-------- MATERIAL SUPPLIED --------
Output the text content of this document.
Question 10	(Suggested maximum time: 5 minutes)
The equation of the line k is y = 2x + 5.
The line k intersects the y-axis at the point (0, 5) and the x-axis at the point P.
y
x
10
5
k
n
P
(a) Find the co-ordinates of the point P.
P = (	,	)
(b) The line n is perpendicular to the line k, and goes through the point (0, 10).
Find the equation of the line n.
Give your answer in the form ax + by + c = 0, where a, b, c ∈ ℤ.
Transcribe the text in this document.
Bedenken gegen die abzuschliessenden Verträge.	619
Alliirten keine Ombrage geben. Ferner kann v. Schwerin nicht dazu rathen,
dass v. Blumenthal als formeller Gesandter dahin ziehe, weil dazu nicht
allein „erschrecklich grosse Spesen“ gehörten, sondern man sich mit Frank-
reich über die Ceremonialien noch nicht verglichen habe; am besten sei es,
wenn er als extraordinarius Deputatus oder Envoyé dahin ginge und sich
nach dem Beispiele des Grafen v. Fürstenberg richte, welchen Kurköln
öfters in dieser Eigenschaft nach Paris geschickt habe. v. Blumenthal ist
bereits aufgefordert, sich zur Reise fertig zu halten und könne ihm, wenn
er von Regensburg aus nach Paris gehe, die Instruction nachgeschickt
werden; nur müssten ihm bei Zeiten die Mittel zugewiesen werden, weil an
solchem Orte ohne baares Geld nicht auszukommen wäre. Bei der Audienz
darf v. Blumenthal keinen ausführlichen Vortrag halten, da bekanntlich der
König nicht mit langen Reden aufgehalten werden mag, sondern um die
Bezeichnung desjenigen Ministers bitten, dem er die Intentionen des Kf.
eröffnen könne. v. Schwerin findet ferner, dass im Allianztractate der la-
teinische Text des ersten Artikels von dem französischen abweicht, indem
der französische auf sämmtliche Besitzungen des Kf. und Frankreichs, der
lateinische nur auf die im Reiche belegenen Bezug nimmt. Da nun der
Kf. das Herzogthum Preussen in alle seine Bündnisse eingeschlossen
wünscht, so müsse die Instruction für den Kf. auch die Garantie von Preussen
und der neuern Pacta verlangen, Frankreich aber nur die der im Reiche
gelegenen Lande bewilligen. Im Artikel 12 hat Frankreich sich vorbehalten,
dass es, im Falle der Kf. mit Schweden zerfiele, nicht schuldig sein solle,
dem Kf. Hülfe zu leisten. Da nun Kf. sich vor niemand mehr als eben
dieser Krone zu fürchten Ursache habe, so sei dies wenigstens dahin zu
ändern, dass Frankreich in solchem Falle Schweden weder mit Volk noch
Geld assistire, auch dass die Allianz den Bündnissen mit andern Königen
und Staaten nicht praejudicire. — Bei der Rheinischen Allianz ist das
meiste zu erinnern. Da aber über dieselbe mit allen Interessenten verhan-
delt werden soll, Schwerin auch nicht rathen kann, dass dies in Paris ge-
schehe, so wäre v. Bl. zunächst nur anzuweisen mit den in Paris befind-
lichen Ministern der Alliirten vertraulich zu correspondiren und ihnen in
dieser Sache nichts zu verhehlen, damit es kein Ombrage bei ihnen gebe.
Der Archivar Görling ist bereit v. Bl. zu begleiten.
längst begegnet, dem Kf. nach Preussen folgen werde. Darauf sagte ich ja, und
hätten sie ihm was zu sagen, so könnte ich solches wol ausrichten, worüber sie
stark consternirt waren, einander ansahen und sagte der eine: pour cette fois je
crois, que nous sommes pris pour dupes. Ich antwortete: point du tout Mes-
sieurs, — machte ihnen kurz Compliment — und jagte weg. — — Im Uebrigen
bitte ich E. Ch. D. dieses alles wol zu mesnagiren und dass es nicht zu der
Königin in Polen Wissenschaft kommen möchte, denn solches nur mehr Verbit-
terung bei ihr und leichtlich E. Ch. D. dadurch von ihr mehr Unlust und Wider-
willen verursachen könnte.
--------
» STATED TASK
Which lines contain the word "pour"? Copy each one.

» COMPLETED EXERCISE
stark consternirt waren, einander ansahen und sagte der eine: pour cette fois je
crois, que nous sommes pris pour dupes. Ich antwortete: point du tout Mes-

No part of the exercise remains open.